» **Dataset records**:
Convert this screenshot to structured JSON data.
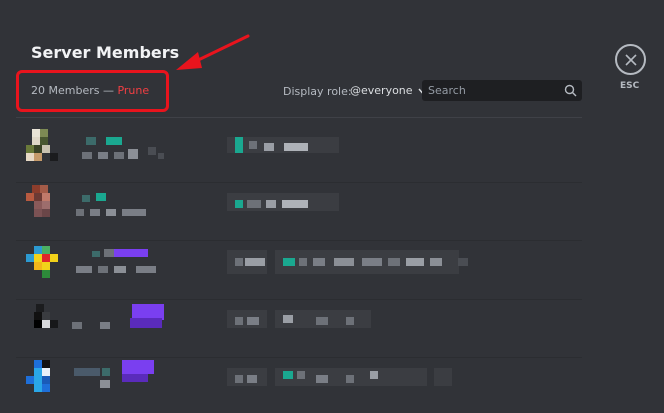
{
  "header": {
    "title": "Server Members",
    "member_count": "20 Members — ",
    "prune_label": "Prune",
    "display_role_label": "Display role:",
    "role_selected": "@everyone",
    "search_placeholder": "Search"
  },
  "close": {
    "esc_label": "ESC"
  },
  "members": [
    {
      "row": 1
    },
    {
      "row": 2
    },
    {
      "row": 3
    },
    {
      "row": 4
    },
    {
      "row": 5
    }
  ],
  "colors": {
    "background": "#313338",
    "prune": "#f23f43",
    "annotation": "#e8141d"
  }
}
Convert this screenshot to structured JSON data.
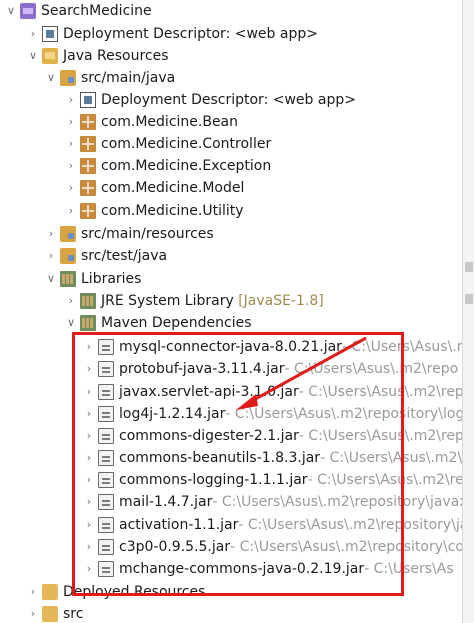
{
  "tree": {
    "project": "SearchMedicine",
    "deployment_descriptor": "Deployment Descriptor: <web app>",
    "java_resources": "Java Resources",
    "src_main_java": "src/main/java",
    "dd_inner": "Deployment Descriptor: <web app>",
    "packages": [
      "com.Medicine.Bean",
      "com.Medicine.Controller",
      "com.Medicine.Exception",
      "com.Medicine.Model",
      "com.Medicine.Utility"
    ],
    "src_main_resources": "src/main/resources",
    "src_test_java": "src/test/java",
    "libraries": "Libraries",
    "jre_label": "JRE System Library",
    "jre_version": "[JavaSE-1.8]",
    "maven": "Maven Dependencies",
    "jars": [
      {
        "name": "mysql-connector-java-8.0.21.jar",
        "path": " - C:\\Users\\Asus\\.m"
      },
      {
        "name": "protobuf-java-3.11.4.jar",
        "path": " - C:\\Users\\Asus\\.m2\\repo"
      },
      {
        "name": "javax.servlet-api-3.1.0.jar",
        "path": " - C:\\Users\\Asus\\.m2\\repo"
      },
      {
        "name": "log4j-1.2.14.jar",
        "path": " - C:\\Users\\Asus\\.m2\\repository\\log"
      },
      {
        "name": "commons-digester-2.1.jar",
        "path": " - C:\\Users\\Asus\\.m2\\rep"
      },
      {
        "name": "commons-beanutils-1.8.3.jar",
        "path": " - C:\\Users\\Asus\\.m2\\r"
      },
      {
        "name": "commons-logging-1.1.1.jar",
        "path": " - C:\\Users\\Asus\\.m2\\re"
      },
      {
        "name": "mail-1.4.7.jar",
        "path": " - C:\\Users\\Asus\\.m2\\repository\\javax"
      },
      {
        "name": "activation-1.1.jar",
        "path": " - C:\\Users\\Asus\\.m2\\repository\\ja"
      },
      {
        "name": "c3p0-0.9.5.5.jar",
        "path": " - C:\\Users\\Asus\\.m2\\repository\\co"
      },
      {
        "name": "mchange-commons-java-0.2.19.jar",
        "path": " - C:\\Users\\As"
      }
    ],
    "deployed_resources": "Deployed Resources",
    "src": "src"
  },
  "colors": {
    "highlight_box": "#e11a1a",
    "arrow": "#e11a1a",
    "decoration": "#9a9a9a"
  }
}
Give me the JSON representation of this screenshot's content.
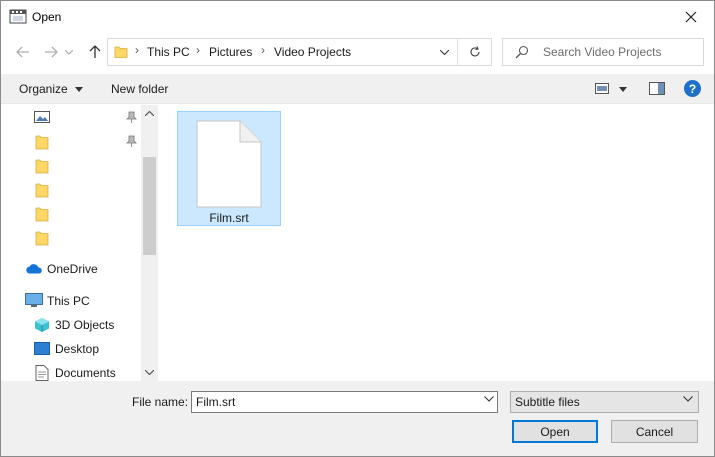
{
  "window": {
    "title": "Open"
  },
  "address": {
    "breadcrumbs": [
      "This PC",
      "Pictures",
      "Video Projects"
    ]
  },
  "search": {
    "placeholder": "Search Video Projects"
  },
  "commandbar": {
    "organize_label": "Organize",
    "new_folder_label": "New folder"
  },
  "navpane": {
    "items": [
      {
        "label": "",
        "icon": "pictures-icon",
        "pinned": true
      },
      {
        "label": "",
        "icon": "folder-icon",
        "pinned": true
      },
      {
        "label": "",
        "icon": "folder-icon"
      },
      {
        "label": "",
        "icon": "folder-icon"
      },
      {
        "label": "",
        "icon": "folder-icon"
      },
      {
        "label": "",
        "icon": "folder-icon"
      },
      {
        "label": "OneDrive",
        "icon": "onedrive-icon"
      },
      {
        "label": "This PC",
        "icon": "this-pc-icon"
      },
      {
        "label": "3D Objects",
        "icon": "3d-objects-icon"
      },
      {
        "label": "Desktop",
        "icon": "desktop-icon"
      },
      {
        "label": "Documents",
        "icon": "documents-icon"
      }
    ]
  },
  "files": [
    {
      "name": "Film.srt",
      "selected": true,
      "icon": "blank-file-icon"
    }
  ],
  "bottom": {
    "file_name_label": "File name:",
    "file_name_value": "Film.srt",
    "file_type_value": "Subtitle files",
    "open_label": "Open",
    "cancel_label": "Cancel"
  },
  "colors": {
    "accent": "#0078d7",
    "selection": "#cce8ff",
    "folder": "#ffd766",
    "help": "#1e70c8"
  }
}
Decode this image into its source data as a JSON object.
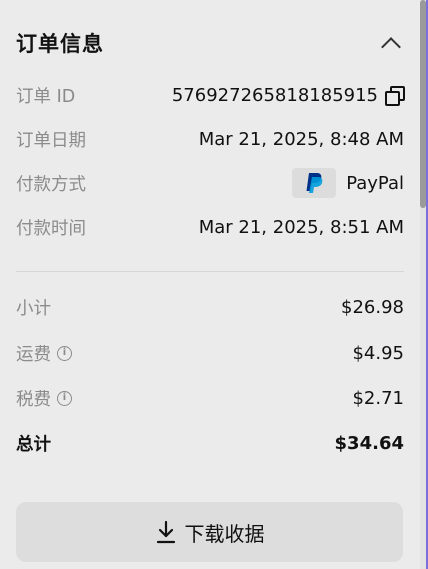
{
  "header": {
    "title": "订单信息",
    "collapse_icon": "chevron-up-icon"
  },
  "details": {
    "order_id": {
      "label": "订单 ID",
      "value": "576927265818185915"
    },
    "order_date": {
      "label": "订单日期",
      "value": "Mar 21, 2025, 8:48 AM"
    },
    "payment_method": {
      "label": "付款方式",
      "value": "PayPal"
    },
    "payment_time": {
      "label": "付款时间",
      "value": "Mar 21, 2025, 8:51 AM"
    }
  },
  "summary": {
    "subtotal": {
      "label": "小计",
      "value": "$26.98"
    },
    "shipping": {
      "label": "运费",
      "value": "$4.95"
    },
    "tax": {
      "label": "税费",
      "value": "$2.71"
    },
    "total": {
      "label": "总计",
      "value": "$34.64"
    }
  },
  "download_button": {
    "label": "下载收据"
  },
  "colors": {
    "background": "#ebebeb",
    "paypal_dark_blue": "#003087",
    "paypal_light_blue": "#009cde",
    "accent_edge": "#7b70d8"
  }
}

» **Aim**: Write out the entries above verbatim; the pictures do not belong in your copy.

» **Answer to this task**:
Convert this screenshot to structured JSON data.
{
  "header": {
    "title": "Server Members",
    "member_count": "20 Members — ",
    "prune_label": "Prune",
    "display_role_label": "Display role:",
    "role_selected": "@everyone",
    "search_placeholder": "Search"
  },
  "close": {
    "esc_label": "ESC"
  },
  "members": [
    {
      "row": 1
    },
    {
      "row": 2
    },
    {
      "row": 3
    },
    {
      "row": 4
    },
    {
      "row": 5
    }
  ],
  "colors": {
    "background": "#313338",
    "prune": "#f23f43",
    "annotation": "#e8141d"
  }
}
Convert this screenshot to structured JSON data.
{
  "tree": {
    "project": "SearchMedicine",
    "deployment_descriptor": "Deployment Descriptor: <web app>",
    "java_resources": "Java Resources",
    "src_main_java": "src/main/java",
    "dd_inner": "Deployment Descriptor: <web app>",
    "packages": [
      "com.Medicine.Bean",
      "com.Medicine.Controller",
      "com.Medicine.Exception",
      "com.Medicine.Model",
      "com.Medicine.Utility"
    ],
    "src_main_resources": "src/main/resources",
    "src_test_java": "src/test/java",
    "libraries": "Libraries",
    "jre_label": "JRE System Library",
    "jre_version": "[JavaSE-1.8]",
    "maven": "Maven Dependencies",
    "jars": [
      {
        "name": "mysql-connector-java-8.0.21.jar",
        "path": " - C:\\Users\\Asus\\.m"
      },
      {
        "name": "protobuf-java-3.11.4.jar",
        "path": " - C:\\Users\\Asus\\.m2\\repo"
      },
      {
        "name": "javax.servlet-api-3.1.0.jar",
        "path": " - C:\\Users\\Asus\\.m2\\repo"
      },
      {
        "name": "log4j-1.2.14.jar",
        "path": " - C:\\Users\\Asus\\.m2\\repository\\log"
      },
      {
        "name": "commons-digester-2.1.jar",
        "path": " - C:\\Users\\Asus\\.m2\\rep"
      },
      {
        "name": "commons-beanutils-1.8.3.jar",
        "path": " - C:\\Users\\Asus\\.m2\\r"
      },
      {
        "name": "commons-logging-1.1.1.jar",
        "path": " - C:\\Users\\Asus\\.m2\\re"
      },
      {
        "name": "mail-1.4.7.jar",
        "path": " - C:\\Users\\Asus\\.m2\\repository\\javax"
      },
      {
        "name": "activation-1.1.jar",
        "path": " - C:\\Users\\Asus\\.m2\\repository\\ja"
      },
      {
        "name": "c3p0-0.9.5.5.jar",
        "path": " - C:\\Users\\Asus\\.m2\\repository\\co"
      },
      {
        "name": "mchange-commons-java-0.2.19.jar",
        "path": " - C:\\Users\\As"
      }
    ],
    "deployed_resources": "Deployed Resources",
    "src": "src"
  },
  "colors": {
    "highlight_box": "#e11a1a",
    "arrow": "#e11a1a",
    "decoration": "#9a9a9a"
  }
}
Give me the JSON representation of this screenshot's content.
{
  "window": {
    "title": "Open"
  },
  "address": {
    "breadcrumbs": [
      "This PC",
      "Pictures",
      "Video Projects"
    ]
  },
  "search": {
    "placeholder": "Search Video Projects"
  },
  "commandbar": {
    "organize_label": "Organize",
    "new_folder_label": "New folder"
  },
  "navpane": {
    "items": [
      {
        "label": "",
        "icon": "pictures-icon",
        "pinned": true
      },
      {
        "label": "",
        "icon": "folder-icon",
        "pinned": true
      },
      {
        "label": "",
        "icon": "folder-icon"
      },
      {
        "label": "",
        "icon": "folder-icon"
      },
      {
        "label": "",
        "icon": "folder-icon"
      },
      {
        "label": "",
        "icon": "folder-icon"
      },
      {
        "label": "OneDrive",
        "icon": "onedrive-icon"
      },
      {
        "label": "This PC",
        "icon": "this-pc-icon"
      },
      {
        "label": "3D Objects",
        "icon": "3d-objects-icon"
      },
      {
        "label": "Desktop",
        "icon": "desktop-icon"
      },
      {
        "label": "Documents",
        "icon": "documents-icon"
      }
    ]
  },
  "files": [
    {
      "name": "Film.srt",
      "selected": true,
      "icon": "blank-file-icon"
    }
  ],
  "bottom": {
    "file_name_label": "File name:",
    "file_name_value": "Film.srt",
    "file_type_value": "Subtitle files",
    "open_label": "Open",
    "cancel_label": "Cancel"
  },
  "colors": {
    "accent": "#0078d7",
    "selection": "#cce8ff",
    "folder": "#ffd766",
    "help": "#1e70c8"
  }
}
Decode this image into its source data as a JSON object.
{
  "header": {
    "title": "订单信息",
    "collapse_icon": "chevron-up-icon"
  },
  "details": {
    "order_id": {
      "label": "订单 ID",
      "value": "576927265818185915"
    },
    "order_date": {
      "label": "订单日期",
      "value": "Mar 21, 2025, 8:48 AM"
    },
    "payment_method": {
      "label": "付款方式",
      "value": "PayPal"
    },
    "payment_time": {
      "label": "付款时间",
      "value": "Mar 21, 2025, 8:51 AM"
    }
  },
  "summary": {
    "subtotal": {
      "label": "小计",
      "value": "$26.98"
    },
    "shipping": {
      "label": "运费",
      "value": "$4.95"
    },
    "tax": {
      "label": "税费",
      "value": "$2.71"
    },
    "total": {
      "label": "总计",
      "value": "$34.64"
    }
  },
  "download_button": {
    "label": "下载收据"
  },
  "colors": {
    "background": "#ebebeb",
    "paypal_dark_blue": "#003087",
    "paypal_light_blue": "#009cde",
    "accent_edge": "#7b70d8"
  }
}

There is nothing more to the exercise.